Recorded data
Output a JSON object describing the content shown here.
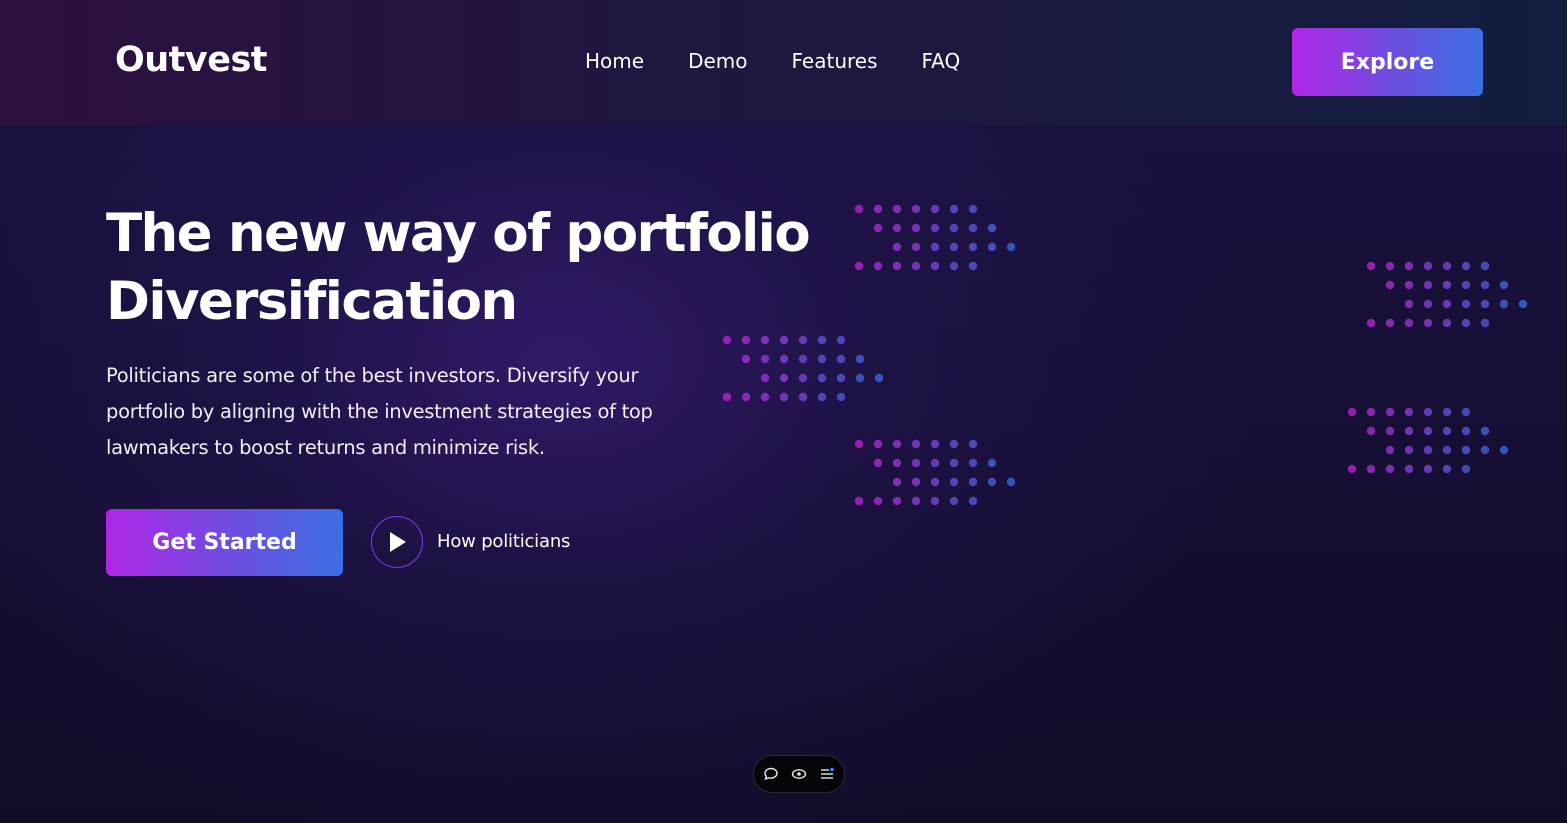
{
  "brand": {
    "name": "Outvest"
  },
  "nav": {
    "items": [
      {
        "label": "Home"
      },
      {
        "label": "Demo"
      },
      {
        "label": "Features"
      },
      {
        "label": "FAQ"
      }
    ],
    "cta_label": "Explore"
  },
  "hero": {
    "title_line1": "The new way of portfolio",
    "title_line2": "Diversification",
    "description": "Politicians are some of the best investors. Diversify your portfolio by aligning with the investment strategies of top lawmakers to boost returns and minimize risk.",
    "primary_cta": "Get Started",
    "secondary_cta": "How politicians"
  },
  "toolbar": {
    "icons": [
      "comment-icon",
      "eye-icon",
      "menu-list-icon"
    ]
  },
  "colors": {
    "accent_start": "#b126e6",
    "accent_end": "#3a6fe4",
    "background": "#1c1242"
  }
}
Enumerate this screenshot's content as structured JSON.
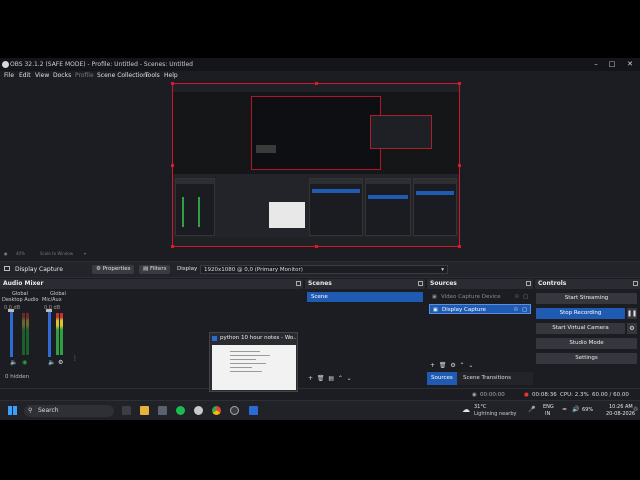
{
  "window": {
    "title": "OBS 32.1.2 (SAFE MODE) - Profile: Untitled - Scenes: Untitled",
    "controls": [
      "–",
      "□",
      "✕"
    ]
  },
  "menu": [
    "File",
    "Edit",
    "View",
    "Docks",
    "Profile",
    "Scene Collection",
    "Tools",
    "Help"
  ],
  "preview_tools": {
    "zoom": "40%",
    "scale_label": "Scale to Window"
  },
  "source_toolbar": {
    "source_name": "Display Capture",
    "properties": "Properties",
    "filters": "Filters",
    "display_label": "Display",
    "display_value": "1920x1080 @ 0,0 (Primary Monitor)"
  },
  "audio_mixer": {
    "title": "Audio Mixer",
    "channels": [
      {
        "scope": "Global",
        "name": "Desktop Audio",
        "db": "0.0 dB",
        "level": 0.0
      },
      {
        "scope": "Global",
        "name": "Mic/Aux",
        "db": "0.0 dB",
        "level": 0.72
      }
    ],
    "hidden": "0 hidden"
  },
  "scenes": {
    "title": "Scenes",
    "items": [
      "Scene"
    ]
  },
  "sources": {
    "title": "Sources",
    "items": [
      "Video Capture Device",
      "Display Capture"
    ],
    "tabs": [
      "Sources",
      "Scene Transitions"
    ]
  },
  "controls": {
    "title": "Controls",
    "buttons": [
      "Start Streaming",
      "Stop Recording",
      "Start Virtual Camera",
      "Studio Mode",
      "Settings"
    ]
  },
  "status": {
    "rec_time": "00:08:36",
    "cpu": "CPU: 2.3%",
    "fps": "60.00 / 60.00 FPS",
    "stream_time": "00:00:00"
  },
  "thumbnail": {
    "title": "python 10 hour notes - Wo..."
  },
  "taskbar": {
    "search": "Search",
    "weather_temp": "31°C",
    "weather_desc": "Lightning nearby",
    "lang": "ENG",
    "region": "IN",
    "battery": "69%",
    "time": "10:26 AM",
    "date": "20-08-2026"
  },
  "colors": {
    "accent": "#1f5bb3",
    "record_red": "#d0162b",
    "panel": "#1c1d22"
  }
}
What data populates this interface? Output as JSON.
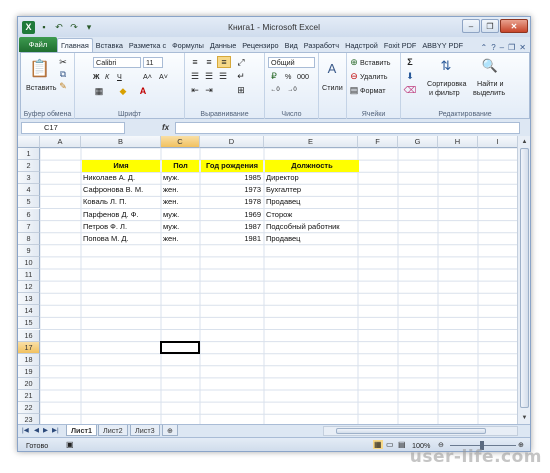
{
  "window": {
    "title": "Книга1  -  Microsoft Excel"
  },
  "titlebar": {
    "minimize": "–",
    "restore": "❐",
    "close": "✕"
  },
  "ribbon_tabs": [
    "Файл",
    "Главная",
    "Вставка",
    "Разметка с",
    "Формулы",
    "Данные",
    "Рецензиро",
    "Вид",
    "Разработч",
    "Надстрой",
    "Foxit PDF",
    "ABBYY PDF"
  ],
  "ribbon": {
    "clipboard": {
      "paste": "Вставить",
      "label": "Буфер обмена"
    },
    "font": {
      "name": "Calibri",
      "size": "11",
      "bold": "Ж",
      "italic": "К",
      "underline": "Ч",
      "grow": "A˄",
      "shrink": "A˅",
      "label": "Шрифт"
    },
    "alignment": {
      "label": "Выравнивание"
    },
    "number": {
      "format": "Общий",
      "percent": "%",
      "thousands": "000",
      "label": "Число"
    },
    "styles": {
      "label": "Стили"
    },
    "cells": {
      "insert": "Вставить",
      "delete": "Удалить",
      "format": "Формат",
      "label": "Ячейки"
    },
    "editing": {
      "sort": "Сортировка",
      "sort2": "и фильтр",
      "find": "Найти и",
      "find2": "выделить",
      "label": "Редактирование"
    }
  },
  "formula_bar": {
    "name_box": "C17",
    "fx": "fx",
    "value": ""
  },
  "columns": [
    "A",
    "B",
    "C",
    "D",
    "E",
    "F",
    "G",
    "H",
    "I"
  ],
  "selected_column": "C",
  "selected_row": "17",
  "rows": [
    "1",
    "2",
    "3",
    "4",
    "5",
    "6",
    "7",
    "8",
    "9",
    "10",
    "11",
    "12",
    "13",
    "14",
    "15",
    "16",
    "17",
    "18",
    "19",
    "20",
    "21",
    "22",
    "23"
  ],
  "table": {
    "headers": [
      "Имя",
      "Пол",
      "Год рождения",
      "Должность"
    ],
    "records": [
      [
        "Николаев А. Д.",
        "муж.",
        "1985",
        "Директор"
      ],
      [
        "Сафронова В. М.",
        "жен.",
        "1973",
        "Бухгалтер"
      ],
      [
        "Коваль Л. П.",
        "жен.",
        "1978",
        "Продавец"
      ],
      [
        "Парфенов Д. Ф.",
        "муж.",
        "1969",
        "Сторож"
      ],
      [
        "Петров Ф. Л.",
        "муж.",
        "1987",
        "Подсобный работник"
      ],
      [
        "Попова М. Д.",
        "жен.",
        "1981",
        "Продавец"
      ]
    ]
  },
  "sheets": [
    "Лист1",
    "Лист2",
    "Лист3"
  ],
  "active_sheet": "Лист1",
  "status": {
    "ready": "Готово",
    "zoom": "100%"
  },
  "watermark": "user-life.com",
  "colors": {
    "header_fill": "#ffff00",
    "file_tab": "#1f6e30",
    "selection": "#f1c15f"
  }
}
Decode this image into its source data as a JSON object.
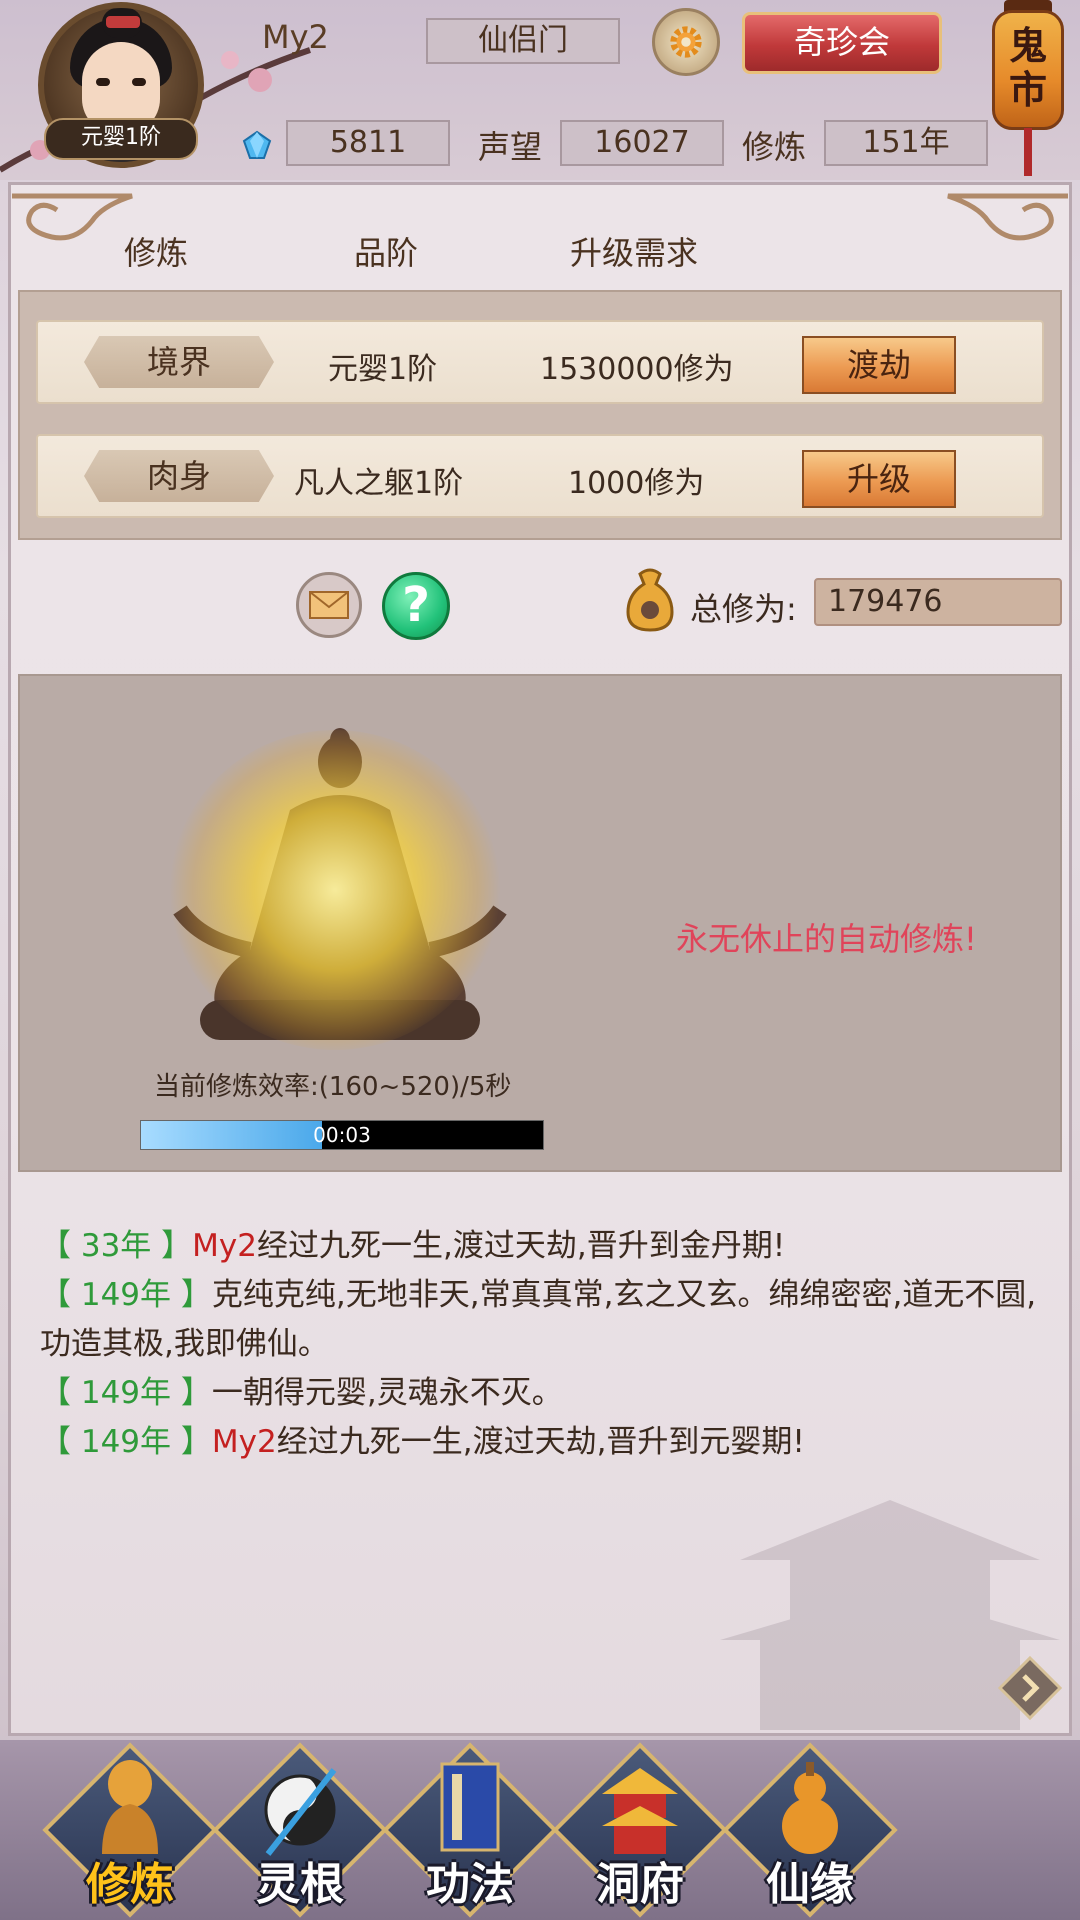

Written exercise = Transcribe each line above verbatim, with the pictures left out.

Finished task =
Output a JSON object describing the content shown here.
{
  "brand": {
    "name": "Outvest"
  },
  "nav": {
    "items": [
      {
        "label": "Home"
      },
      {
        "label": "Demo"
      },
      {
        "label": "Features"
      },
      {
        "label": "FAQ"
      }
    ],
    "cta_label": "Explore"
  },
  "hero": {
    "title_line1": "The new way of portfolio",
    "title_line2": "Diversification",
    "description": "Politicians are some of the best investors. Diversify your portfolio by aligning with the investment strategies of top lawmakers to boost returns and minimize risk.",
    "primary_cta": "Get Started",
    "secondary_cta": "How politicians"
  },
  "toolbar": {
    "icons": [
      "comment-icon",
      "eye-icon",
      "menu-list-icon"
    ]
  },
  "colors": {
    "accent_start": "#b126e6",
    "accent_end": "#3a6fe4",
    "background": "#1c1242"
  }
}
Enumerate this screenshot's content as structured JSON.
{
  "window": {
    "title": "OBS 32.1.2 (SAFE MODE) - Profile: Untitled - Scenes: Untitled",
    "controls": [
      "–",
      "□",
      "✕"
    ]
  },
  "menu": [
    "File",
    "Edit",
    "View",
    "Docks",
    "Profile",
    "Scene Collection",
    "Tools",
    "Help"
  ],
  "preview_tools": {
    "zoom": "40%",
    "scale_label": "Scale to Window"
  },
  "source_toolbar": {
    "source_name": "Display Capture",
    "properties": "Properties",
    "filters": "Filters",
    "display_label": "Display",
    "display_value": "1920x1080 @ 0,0 (Primary Monitor)"
  },
  "audio_mixer": {
    "title": "Audio Mixer",
    "channels": [
      {
        "scope": "Global",
        "name": "Desktop Audio",
        "db": "0.0 dB",
        "level": 0.0
      },
      {
        "scope": "Global",
        "name": "Mic/Aux",
        "db": "0.0 dB",
        "level": 0.72
      }
    ],
    "hidden": "0 hidden"
  },
  "scenes": {
    "title": "Scenes",
    "items": [
      "Scene"
    ]
  },
  "sources": {
    "title": "Sources",
    "items": [
      "Video Capture Device",
      "Display Capture"
    ],
    "tabs": [
      "Sources",
      "Scene Transitions"
    ]
  },
  "controls": {
    "title": "Controls",
    "buttons": [
      "Start Streaming",
      "Stop Recording",
      "Start Virtual Camera",
      "Studio Mode",
      "Settings"
    ]
  },
  "status": {
    "rec_time": "00:08:36",
    "cpu": "CPU: 2.3%",
    "fps": "60.00 / 60.00 FPS",
    "stream_time": "00:00:00"
  },
  "thumbnail": {
    "title": "python 10 hour notes - Wo..."
  },
  "taskbar": {
    "search": "Search",
    "weather_temp": "31°C",
    "weather_desc": "Lightning nearby",
    "lang": "ENG",
    "region": "IN",
    "battery": "69%",
    "time": "10:26 AM",
    "date": "20-08-2026"
  },
  "colors": {
    "accent": "#1f5bb3",
    "record_red": "#d0162b",
    "panel": "#1c1d22"
  }
}
What data populates this interface? Output as JSON.
{
  "window": {
    "title": "Книга1  -  Microsoft Excel"
  },
  "titlebar": {
    "minimize": "–",
    "restore": "❐",
    "close": "✕"
  },
  "ribbon_tabs": [
    "Файл",
    "Главная",
    "Вставка",
    "Разметка с",
    "Формулы",
    "Данные",
    "Рецензиро",
    "Вид",
    "Разработч",
    "Надстрой",
    "Foxit PDF",
    "ABBYY PDF"
  ],
  "ribbon": {
    "clipboard": {
      "paste": "Вставить",
      "label": "Буфер обмена"
    },
    "font": {
      "name": "Calibri",
      "size": "11",
      "bold": "Ж",
      "italic": "К",
      "underline": "Ч",
      "grow": "A˄",
      "shrink": "A˅",
      "label": "Шрифт"
    },
    "alignment": {
      "label": "Выравнивание"
    },
    "number": {
      "format": "Общий",
      "percent": "%",
      "thousands": "000",
      "label": "Число"
    },
    "styles": {
      "label": "Стили"
    },
    "cells": {
      "insert": "Вставить",
      "delete": "Удалить",
      "format": "Формат",
      "label": "Ячейки"
    },
    "editing": {
      "sort": "Сортировка",
      "sort2": "и фильтр",
      "find": "Найти и",
      "find2": "выделить",
      "label": "Редактирование"
    }
  },
  "formula_bar": {
    "name_box": "C17",
    "fx": "fx",
    "value": ""
  },
  "columns": [
    "A",
    "B",
    "C",
    "D",
    "E",
    "F",
    "G",
    "H",
    "I"
  ],
  "selected_column": "C",
  "selected_row": "17",
  "rows": [
    "1",
    "2",
    "3",
    "4",
    "5",
    "6",
    "7",
    "8",
    "9",
    "10",
    "11",
    "12",
    "13",
    "14",
    "15",
    "16",
    "17",
    "18",
    "19",
    "20",
    "21",
    "22",
    "23"
  ],
  "table": {
    "headers": [
      "Имя",
      "Пол",
      "Год рождения",
      "Должность"
    ],
    "records": [
      [
        "Николаев А. Д.",
        "муж.",
        "1985",
        "Директор"
      ],
      [
        "Сафронова В. М.",
        "жен.",
        "1973",
        "Бухгалтер"
      ],
      [
        "Коваль Л. П.",
        "жен.",
        "1978",
        "Продавец"
      ],
      [
        "Парфенов Д. Ф.",
        "муж.",
        "1969",
        "Сторож"
      ],
      [
        "Петров Ф. Л.",
        "муж.",
        "1987",
        "Подсобный работник"
      ],
      [
        "Попова М. Д.",
        "жен.",
        "1981",
        "Продавец"
      ]
    ]
  },
  "sheets": [
    "Лист1",
    "Лист2",
    "Лист3"
  ],
  "active_sheet": "Лист1",
  "status": {
    "ready": "Готово",
    "zoom": "100%"
  },
  "watermark": "user-life.com",
  "colors": {
    "header_fill": "#ffff00",
    "file_tab": "#1f6e30",
    "selection": "#f1c15f"
  }
}
Decode this image into its source data as a JSON object.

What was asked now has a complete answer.